- **WRITTEN PROBLEM**:
Copy out the data below verbatim.

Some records
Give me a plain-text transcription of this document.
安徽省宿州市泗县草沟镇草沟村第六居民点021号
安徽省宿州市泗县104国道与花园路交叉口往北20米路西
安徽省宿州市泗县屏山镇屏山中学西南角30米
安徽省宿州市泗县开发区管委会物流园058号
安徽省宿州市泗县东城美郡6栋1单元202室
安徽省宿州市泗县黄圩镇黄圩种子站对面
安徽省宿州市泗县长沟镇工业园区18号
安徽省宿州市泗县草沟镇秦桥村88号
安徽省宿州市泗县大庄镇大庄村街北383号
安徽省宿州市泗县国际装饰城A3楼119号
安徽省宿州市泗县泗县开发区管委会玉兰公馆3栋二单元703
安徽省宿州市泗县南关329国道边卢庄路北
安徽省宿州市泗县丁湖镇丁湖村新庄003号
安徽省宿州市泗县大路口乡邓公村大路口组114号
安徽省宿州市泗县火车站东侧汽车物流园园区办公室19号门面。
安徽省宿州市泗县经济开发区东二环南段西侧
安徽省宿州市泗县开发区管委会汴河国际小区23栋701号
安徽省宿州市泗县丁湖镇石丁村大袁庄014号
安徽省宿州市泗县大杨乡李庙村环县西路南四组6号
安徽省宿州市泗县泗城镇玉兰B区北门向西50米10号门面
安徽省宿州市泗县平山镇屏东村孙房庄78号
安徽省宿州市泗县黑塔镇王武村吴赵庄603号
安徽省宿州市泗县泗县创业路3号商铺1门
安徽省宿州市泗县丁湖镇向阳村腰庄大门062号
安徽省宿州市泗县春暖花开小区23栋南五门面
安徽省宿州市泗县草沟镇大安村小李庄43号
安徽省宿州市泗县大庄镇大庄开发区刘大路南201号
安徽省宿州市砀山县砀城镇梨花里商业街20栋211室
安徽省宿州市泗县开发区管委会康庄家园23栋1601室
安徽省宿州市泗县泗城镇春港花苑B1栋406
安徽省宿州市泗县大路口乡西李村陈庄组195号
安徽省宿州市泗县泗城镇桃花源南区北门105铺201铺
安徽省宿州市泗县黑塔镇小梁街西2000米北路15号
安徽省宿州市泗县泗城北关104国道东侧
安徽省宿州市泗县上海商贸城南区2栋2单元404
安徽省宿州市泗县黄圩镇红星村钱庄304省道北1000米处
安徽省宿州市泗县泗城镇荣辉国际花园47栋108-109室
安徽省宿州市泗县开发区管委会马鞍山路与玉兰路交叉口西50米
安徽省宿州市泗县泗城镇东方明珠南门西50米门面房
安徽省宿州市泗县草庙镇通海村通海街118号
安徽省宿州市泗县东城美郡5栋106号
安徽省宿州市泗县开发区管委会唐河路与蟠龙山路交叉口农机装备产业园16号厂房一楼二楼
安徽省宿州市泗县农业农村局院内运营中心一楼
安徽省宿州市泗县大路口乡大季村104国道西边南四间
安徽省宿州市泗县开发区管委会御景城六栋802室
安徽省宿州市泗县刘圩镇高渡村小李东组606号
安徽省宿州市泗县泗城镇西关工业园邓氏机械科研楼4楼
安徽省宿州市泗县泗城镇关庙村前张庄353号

- **SOLVED EXERCISE**:
Give me a plain-text transcription of this document.
安徽省宿州市泗县草沟镇草沟村第六居民点021号
安徽省宿州市泗县104国道与花园路交叉口往北20米路西
安徽省宿州市泗县屏山镇屏山中学西南角30米
安徽省宿州市泗县开发区管委会物流园058号
安徽省宿州市泗县东城美郡6栋1单元202室
安徽省宿州市泗县黄圩镇黄圩种子站对面
安徽省宿州市泗县长沟镇工业园区18号
安徽省宿州市泗县草沟镇秦桥村88号
安徽省宿州市泗县大庄镇大庄村街北383号
安徽省宿州市泗县国际装饰城A3楼119号
安徽省宿州市泗县泗县开发区管委会玉兰公馆3栋二单元703
安徽省宿州市泗县南关329国道边卢庄路北
安徽省宿州市泗县丁湖镇丁湖村新庄003号
安徽省宿州市泗县大路口乡邓公村大路口组114号
安徽省宿州市泗县火车站东侧汽车物流园园区办公室19号门面。
安徽省宿州市泗县经济开发区东二环南段西侧
安徽省宿州市泗县开发区管委会汴河国际小区23栋701号
安徽省宿州市泗县丁湖镇石丁村大袁庄014号
安徽省宿州市泗县大杨乡李庙村环县西路南四组6号
安徽省宿州市泗县泗城镇玉兰B区北门向西50米10号门面
安徽省宿州市泗县平山镇屏东村孙房庄78号
安徽省宿州市泗县黑塔镇王武村吴赵庄603号
安徽省宿州市泗县泗县创业路3号商铺1门
安徽省宿州市泗县丁湖镇向阳村腰庄大门062号
安徽省宿州市泗县春暖花开小区23栋南五门面
安徽省宿州市泗县草沟镇大安村小李庄43号
安徽省宿州市泗县大庄镇大庄开发区刘大路南201号
安徽省宿州市砀山县砀城镇梨花里商业街20栋211室
安徽省宿州市泗县开发区管委会康庄家园23栋1601室
安徽省宿州市泗县泗城镇春港花苑B1栋406
安徽省宿州市泗县大路口乡西李村陈庄组195号
安徽省宿州市泗县泗城镇桃花源南区北门105铺201铺
安徽省宿州市泗县黑塔镇小梁街西2000米北路15号
安徽省宿州市泗县泗城北关104国道东侧
安徽省宿州市泗县上海商贸城南区2栋2单元404
安徽省宿州市泗县黄圩镇红星村钱庄304省道北1000米处
安徽省宿州市泗县泗城镇荣辉国际花园47栋108-109室
安徽省宿州市泗县开发区管委会马鞍山路与玉兰路交叉口西50米
安徽省宿州市泗县泗城镇东方明珠南门西50米门面房
安徽省宿州市泗县草庙镇通海村通海街118号
安徽省宿州市泗县东城美郡5栋106号
安徽省宿州市泗县开发区管委会唐河路与蟠龙山路交叉口农机装备产业园16号厂房一楼二楼
安徽省宿州市泗县农业农村局院内运营中心一楼
安徽省宿州市泗县大路口乡大季村104国道西边南四间
安徽省宿州市泗县开发区管委会御景城六栋802室
安徽省宿州市泗县刘圩镇高渡村小李东组606号
安徽省宿州市泗县泗城镇西关工业园邓氏机械科研楼4楼
安徽省宿州市泗县泗城镇关庙村前张庄353号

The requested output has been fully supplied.